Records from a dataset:
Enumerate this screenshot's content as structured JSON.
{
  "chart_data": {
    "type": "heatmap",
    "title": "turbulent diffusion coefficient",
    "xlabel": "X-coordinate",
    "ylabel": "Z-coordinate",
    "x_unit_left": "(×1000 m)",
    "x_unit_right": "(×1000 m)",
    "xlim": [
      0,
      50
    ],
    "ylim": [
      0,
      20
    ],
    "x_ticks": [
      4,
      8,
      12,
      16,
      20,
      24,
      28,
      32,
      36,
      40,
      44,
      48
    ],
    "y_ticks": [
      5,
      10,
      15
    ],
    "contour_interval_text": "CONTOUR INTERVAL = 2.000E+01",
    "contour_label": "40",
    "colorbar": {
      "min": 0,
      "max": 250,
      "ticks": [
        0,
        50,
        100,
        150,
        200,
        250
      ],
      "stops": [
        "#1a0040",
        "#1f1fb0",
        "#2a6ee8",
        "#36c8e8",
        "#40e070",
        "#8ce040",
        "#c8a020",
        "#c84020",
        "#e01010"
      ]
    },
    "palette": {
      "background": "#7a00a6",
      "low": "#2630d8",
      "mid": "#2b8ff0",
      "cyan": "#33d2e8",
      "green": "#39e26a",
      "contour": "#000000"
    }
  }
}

### WRITTEN PROBLEM:
Identify each line containing the string "coordinate" and copy it out.

### TASK RESULT:
    "xlabel": "X-coordinate",
    "ylabel": "Z-coordinate",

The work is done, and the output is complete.